Raw data:
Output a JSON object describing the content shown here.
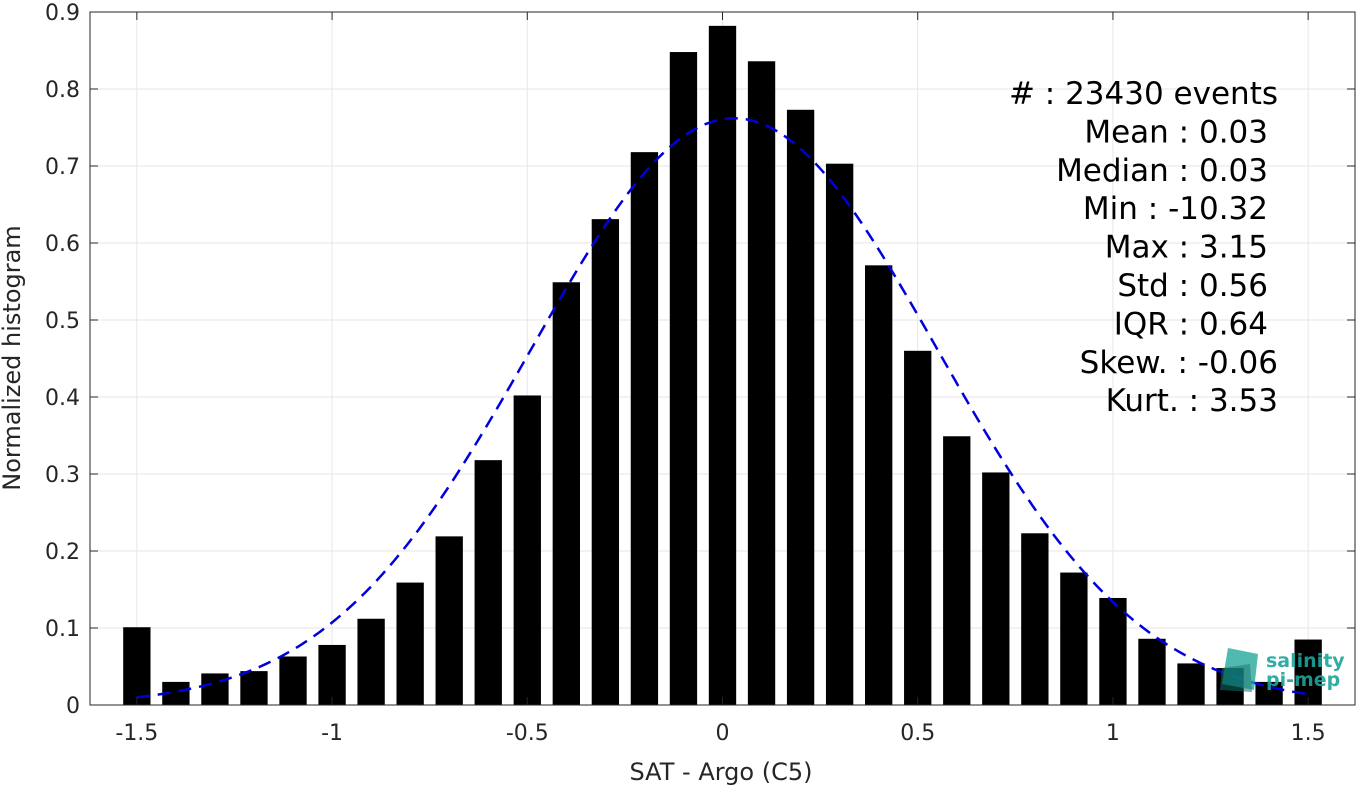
{
  "chart_data": {
    "type": "bar",
    "xlabel": "SAT - Argo (C5)",
    "ylabel": "Normalized histogram",
    "xlim": [
      -1.62,
      1.62
    ],
    "ylim": [
      0,
      0.9
    ],
    "x_ticks": [
      -1.5,
      -1,
      -0.5,
      0,
      0.5,
      1,
      1.5
    ],
    "x_tick_labels": [
      "-1.5",
      "-1",
      "-0.5",
      "0",
      "0.5",
      "1",
      "1.5"
    ],
    "y_ticks": [
      0,
      0.1,
      0.2,
      0.3,
      0.4,
      0.5,
      0.6,
      0.7,
      0.8,
      0.9
    ],
    "y_tick_labels": [
      "0",
      "0.1",
      "0.2",
      "0.3",
      "0.4",
      "0.5",
      "0.6",
      "0.7",
      "0.8",
      "0.9"
    ],
    "grid": true,
    "bar_color": "#000000",
    "bins": [
      -1.5,
      -1.4,
      -1.3,
      -1.2,
      -1.1,
      -1.0,
      -0.9,
      -0.8,
      -0.7,
      -0.6,
      -0.5,
      -0.4,
      -0.3,
      -0.2,
      -0.1,
      0.0,
      0.1,
      0.2,
      0.3,
      0.4,
      0.5,
      0.6,
      0.7,
      0.8,
      0.9,
      1.0,
      1.1,
      1.2,
      1.3,
      1.4,
      1.5
    ],
    "values": [
      0.101,
      0.03,
      0.041,
      0.044,
      0.063,
      0.078,
      0.112,
      0.159,
      0.219,
      0.318,
      0.402,
      0.549,
      0.631,
      0.718,
      0.848,
      0.882,
      0.836,
      0.773,
      0.703,
      0.571,
      0.46,
      0.349,
      0.302,
      0.223,
      0.172,
      0.139,
      0.086,
      0.054,
      0.048,
      0.03,
      0.085
    ],
    "fit_curve": {
      "style": "dashed",
      "color": "#0000dd",
      "mean": 0.03,
      "std": 0.52,
      "peak": 0.762,
      "x_range": [
        -1.5,
        1.5
      ]
    },
    "stats": [
      "#  : 23430 events",
      "Mean : 0.03",
      "Median : 0.03",
      "Min : -10.32",
      "Max : 3.15",
      "Std : 0.56",
      "IQR : 0.64",
      "Skew. : -0.06",
      "Kurt. : 3.53"
    ]
  },
  "logo": {
    "line1": "salinity",
    "line2": "pi-mep",
    "color": "#1ba59a"
  }
}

The request:
Omit every image. Quote each record exactly.

Task solution:
Output a JSON object describing the content shown here.
{
  "chart_data": {
    "type": "bar",
    "xlabel": "SAT - Argo (C5)",
    "ylabel": "Normalized histogram",
    "xlim": [
      -1.62,
      1.62
    ],
    "ylim": [
      0,
      0.9
    ],
    "x_ticks": [
      -1.5,
      -1,
      -0.5,
      0,
      0.5,
      1,
      1.5
    ],
    "x_tick_labels": [
      "-1.5",
      "-1",
      "-0.5",
      "0",
      "0.5",
      "1",
      "1.5"
    ],
    "y_ticks": [
      0,
      0.1,
      0.2,
      0.3,
      0.4,
      0.5,
      0.6,
      0.7,
      0.8,
      0.9
    ],
    "y_tick_labels": [
      "0",
      "0.1",
      "0.2",
      "0.3",
      "0.4",
      "0.5",
      "0.6",
      "0.7",
      "0.8",
      "0.9"
    ],
    "grid": true,
    "bar_color": "#000000",
    "bins": [
      -1.5,
      -1.4,
      -1.3,
      -1.2,
      -1.1,
      -1.0,
      -0.9,
      -0.8,
      -0.7,
      -0.6,
      -0.5,
      -0.4,
      -0.3,
      -0.2,
      -0.1,
      0.0,
      0.1,
      0.2,
      0.3,
      0.4,
      0.5,
      0.6,
      0.7,
      0.8,
      0.9,
      1.0,
      1.1,
      1.2,
      1.3,
      1.4,
      1.5
    ],
    "values": [
      0.101,
      0.03,
      0.041,
      0.044,
      0.063,
      0.078,
      0.112,
      0.159,
      0.219,
      0.318,
      0.402,
      0.549,
      0.631,
      0.718,
      0.848,
      0.882,
      0.836,
      0.773,
      0.703,
      0.571,
      0.46,
      0.349,
      0.302,
      0.223,
      0.172,
      0.139,
      0.086,
      0.054,
      0.048,
      0.03,
      0.085
    ],
    "fit_curve": {
      "style": "dashed",
      "color": "#0000dd",
      "mean": 0.03,
      "std": 0.52,
      "peak": 0.762,
      "x_range": [
        -1.5,
        1.5
      ]
    },
    "stats": [
      "#  : 23430 events",
      "Mean : 0.03",
      "Median : 0.03",
      "Min : -10.32",
      "Max : 3.15",
      "Std : 0.56",
      "IQR : 0.64",
      "Skew. : -0.06",
      "Kurt. : 3.53"
    ]
  },
  "logo": {
    "line1": "salinity",
    "line2": "pi-mep",
    "color": "#1ba59a"
  }
}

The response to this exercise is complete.